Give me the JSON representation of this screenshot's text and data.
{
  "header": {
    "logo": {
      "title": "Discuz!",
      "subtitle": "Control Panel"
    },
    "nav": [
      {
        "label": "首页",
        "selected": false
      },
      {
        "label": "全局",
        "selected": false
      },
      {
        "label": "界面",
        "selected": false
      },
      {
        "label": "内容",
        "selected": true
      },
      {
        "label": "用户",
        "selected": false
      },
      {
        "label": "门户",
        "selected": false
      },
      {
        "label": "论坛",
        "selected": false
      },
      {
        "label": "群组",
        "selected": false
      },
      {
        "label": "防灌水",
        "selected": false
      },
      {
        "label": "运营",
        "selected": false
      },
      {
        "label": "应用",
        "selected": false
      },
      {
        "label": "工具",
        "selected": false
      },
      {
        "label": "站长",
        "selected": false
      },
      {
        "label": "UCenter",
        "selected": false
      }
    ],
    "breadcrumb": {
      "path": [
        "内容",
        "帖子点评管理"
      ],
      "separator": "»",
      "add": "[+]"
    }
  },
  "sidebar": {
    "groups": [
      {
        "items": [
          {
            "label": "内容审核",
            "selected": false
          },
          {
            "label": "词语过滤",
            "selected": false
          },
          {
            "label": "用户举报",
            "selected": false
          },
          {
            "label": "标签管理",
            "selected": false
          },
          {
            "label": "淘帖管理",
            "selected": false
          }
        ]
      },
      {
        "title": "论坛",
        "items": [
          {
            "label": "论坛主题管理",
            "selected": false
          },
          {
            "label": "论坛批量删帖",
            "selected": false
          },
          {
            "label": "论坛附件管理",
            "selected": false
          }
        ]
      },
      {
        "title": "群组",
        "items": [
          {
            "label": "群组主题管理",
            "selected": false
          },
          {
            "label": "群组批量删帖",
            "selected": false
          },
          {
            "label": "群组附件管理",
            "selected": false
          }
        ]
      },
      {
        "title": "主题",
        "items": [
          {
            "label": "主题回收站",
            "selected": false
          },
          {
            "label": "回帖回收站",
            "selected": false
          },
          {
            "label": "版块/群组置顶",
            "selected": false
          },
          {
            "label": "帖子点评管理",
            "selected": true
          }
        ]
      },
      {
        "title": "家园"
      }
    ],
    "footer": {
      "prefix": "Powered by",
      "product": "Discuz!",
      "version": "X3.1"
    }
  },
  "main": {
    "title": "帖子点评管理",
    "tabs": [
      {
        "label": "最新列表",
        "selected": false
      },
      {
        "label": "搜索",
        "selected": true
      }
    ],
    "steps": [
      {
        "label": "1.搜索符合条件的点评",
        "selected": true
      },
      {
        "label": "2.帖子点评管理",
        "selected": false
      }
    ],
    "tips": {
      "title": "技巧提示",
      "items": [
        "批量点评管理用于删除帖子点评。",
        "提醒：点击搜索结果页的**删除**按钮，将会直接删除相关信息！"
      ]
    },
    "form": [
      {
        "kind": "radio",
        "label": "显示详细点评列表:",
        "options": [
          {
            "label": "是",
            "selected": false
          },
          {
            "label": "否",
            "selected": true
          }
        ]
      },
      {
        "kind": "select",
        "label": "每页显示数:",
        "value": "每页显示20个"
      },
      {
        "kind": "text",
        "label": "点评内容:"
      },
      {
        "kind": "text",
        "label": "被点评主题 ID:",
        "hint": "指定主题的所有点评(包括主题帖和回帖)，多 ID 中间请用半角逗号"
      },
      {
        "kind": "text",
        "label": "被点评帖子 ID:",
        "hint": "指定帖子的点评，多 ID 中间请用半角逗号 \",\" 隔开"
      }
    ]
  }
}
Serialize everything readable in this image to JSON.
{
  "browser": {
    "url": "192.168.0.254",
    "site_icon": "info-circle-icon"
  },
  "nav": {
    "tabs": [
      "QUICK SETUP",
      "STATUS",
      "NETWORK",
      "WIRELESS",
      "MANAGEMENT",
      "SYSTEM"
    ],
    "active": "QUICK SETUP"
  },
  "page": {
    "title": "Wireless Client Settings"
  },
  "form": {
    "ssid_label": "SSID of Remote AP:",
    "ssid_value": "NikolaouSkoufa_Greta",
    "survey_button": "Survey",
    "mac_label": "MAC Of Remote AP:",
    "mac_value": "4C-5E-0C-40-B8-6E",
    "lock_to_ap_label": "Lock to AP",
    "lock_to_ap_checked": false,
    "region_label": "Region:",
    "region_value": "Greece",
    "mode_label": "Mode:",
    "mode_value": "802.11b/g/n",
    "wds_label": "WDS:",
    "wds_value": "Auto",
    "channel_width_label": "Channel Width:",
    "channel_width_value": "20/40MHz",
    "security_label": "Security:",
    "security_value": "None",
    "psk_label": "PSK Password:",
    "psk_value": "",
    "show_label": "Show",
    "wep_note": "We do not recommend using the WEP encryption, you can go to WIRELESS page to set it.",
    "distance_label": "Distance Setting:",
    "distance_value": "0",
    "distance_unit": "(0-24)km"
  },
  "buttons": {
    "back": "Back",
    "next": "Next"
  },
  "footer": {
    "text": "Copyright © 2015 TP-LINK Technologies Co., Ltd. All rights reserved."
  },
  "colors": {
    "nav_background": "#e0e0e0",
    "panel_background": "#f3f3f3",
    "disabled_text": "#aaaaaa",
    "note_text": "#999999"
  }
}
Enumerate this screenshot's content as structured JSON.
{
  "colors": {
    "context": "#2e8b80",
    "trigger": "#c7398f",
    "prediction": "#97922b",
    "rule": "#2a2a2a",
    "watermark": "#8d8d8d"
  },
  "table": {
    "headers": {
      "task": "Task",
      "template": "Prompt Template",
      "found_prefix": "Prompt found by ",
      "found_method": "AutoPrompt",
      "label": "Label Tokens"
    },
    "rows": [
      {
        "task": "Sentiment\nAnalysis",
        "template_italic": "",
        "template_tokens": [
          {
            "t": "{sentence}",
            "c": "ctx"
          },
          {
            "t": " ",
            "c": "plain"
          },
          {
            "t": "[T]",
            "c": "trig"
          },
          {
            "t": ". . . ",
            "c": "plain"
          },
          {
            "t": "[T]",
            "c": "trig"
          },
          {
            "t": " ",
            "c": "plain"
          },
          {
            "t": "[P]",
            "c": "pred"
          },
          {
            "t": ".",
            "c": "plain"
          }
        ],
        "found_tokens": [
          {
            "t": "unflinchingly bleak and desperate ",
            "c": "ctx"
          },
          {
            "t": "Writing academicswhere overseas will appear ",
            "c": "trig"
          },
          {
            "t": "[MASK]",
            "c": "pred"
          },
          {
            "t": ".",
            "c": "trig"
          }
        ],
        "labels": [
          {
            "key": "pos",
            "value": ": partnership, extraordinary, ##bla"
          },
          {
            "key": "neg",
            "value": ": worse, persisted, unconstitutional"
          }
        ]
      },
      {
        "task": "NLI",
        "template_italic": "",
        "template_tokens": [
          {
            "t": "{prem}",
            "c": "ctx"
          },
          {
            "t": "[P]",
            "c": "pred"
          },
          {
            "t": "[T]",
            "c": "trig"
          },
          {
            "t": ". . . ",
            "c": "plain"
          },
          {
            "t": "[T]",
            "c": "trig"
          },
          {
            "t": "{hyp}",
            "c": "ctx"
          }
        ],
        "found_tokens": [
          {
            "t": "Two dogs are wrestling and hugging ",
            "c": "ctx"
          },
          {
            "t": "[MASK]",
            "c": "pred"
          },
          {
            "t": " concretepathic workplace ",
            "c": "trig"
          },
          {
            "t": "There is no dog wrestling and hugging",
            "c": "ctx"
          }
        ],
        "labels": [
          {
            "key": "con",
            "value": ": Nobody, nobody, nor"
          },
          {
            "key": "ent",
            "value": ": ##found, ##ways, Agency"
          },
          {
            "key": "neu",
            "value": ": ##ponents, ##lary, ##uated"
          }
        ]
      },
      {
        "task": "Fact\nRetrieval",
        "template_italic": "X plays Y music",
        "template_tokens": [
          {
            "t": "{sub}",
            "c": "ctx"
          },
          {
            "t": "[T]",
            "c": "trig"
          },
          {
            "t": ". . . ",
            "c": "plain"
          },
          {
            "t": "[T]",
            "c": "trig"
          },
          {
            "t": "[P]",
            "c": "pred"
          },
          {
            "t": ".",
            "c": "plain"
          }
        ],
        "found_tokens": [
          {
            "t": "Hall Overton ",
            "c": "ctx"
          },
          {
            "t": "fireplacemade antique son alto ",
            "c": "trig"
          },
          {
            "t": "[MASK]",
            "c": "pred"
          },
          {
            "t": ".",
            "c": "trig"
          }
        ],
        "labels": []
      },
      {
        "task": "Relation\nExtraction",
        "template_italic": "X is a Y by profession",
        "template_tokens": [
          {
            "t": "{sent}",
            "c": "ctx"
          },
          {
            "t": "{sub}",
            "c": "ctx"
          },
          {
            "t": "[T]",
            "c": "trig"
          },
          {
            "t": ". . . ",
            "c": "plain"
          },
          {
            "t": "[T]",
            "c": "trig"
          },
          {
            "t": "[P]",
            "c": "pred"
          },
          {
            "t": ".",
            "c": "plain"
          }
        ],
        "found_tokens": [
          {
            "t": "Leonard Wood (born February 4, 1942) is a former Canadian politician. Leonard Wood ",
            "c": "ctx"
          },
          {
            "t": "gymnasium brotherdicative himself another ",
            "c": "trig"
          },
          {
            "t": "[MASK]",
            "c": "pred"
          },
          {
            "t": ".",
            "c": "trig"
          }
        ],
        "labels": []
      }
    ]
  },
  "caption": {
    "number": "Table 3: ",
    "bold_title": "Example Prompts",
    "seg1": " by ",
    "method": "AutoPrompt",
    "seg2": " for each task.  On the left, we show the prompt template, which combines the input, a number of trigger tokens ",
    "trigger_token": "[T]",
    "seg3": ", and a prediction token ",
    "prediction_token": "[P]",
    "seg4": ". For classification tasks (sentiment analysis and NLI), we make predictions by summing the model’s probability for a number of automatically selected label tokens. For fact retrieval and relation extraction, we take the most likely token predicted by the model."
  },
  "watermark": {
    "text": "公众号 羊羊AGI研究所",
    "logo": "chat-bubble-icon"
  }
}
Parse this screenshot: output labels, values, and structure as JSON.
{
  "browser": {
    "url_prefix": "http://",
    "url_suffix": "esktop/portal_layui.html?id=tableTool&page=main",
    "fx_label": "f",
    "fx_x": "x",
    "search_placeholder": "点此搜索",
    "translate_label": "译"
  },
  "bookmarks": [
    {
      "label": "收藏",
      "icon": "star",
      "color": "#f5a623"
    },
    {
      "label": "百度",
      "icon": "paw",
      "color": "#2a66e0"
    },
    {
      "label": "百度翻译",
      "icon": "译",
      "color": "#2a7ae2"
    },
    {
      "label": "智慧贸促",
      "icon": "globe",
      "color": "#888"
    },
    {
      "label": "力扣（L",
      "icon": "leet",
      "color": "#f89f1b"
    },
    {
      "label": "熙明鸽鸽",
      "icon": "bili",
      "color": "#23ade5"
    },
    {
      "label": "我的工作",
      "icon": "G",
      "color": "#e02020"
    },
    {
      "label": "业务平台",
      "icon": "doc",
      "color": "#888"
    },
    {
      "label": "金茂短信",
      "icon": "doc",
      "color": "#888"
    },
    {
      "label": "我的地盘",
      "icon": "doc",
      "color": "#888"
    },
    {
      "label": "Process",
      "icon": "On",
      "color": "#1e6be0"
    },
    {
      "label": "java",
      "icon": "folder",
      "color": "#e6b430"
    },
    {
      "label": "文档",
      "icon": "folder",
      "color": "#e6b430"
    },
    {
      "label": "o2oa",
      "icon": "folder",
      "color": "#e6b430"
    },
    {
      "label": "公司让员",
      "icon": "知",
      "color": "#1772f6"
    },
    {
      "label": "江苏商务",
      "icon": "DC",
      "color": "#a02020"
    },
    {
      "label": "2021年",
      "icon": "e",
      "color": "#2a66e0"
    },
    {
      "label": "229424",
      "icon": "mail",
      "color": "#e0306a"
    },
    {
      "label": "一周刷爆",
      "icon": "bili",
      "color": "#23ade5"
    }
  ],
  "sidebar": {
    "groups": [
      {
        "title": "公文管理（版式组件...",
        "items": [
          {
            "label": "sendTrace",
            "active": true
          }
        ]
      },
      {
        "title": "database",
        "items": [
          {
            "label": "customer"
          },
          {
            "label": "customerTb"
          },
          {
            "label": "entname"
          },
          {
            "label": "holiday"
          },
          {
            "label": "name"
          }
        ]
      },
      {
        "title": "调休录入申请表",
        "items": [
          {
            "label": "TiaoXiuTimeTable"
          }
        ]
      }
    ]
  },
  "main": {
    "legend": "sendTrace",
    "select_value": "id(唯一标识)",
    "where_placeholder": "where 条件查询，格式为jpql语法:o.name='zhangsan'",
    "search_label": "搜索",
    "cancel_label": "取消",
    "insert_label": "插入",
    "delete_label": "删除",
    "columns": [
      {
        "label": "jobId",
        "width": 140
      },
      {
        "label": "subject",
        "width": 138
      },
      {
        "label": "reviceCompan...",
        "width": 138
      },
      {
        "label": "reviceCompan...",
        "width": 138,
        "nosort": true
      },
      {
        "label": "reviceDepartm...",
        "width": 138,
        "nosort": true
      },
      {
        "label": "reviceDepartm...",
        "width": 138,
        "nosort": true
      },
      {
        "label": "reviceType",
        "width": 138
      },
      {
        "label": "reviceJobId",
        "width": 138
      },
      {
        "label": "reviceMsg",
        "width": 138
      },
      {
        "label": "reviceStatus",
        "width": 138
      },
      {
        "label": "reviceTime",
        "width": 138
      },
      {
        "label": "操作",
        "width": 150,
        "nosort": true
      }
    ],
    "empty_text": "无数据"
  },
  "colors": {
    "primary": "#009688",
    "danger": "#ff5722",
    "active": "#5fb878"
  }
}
◇ ◇ ◇ ◇ ◇ ◇ ◇
* [WHAT TO PRODUCE] Extract every line that has the string "number" in it.

* [COMPLETE OUTPUT]
    "number": "Table 3: ",
    "seg2": " for each task.  On the left, we show the prompt template, which combines the input, a number of trigger tokens ",
    "seg4": ". For classification tasks (sentiment analysis and NLI), we make predictions by summing the model’s probability for a number of automatically selected label tokens. For fact retrieval and relation extraction, we take the most likely token predicted by the model."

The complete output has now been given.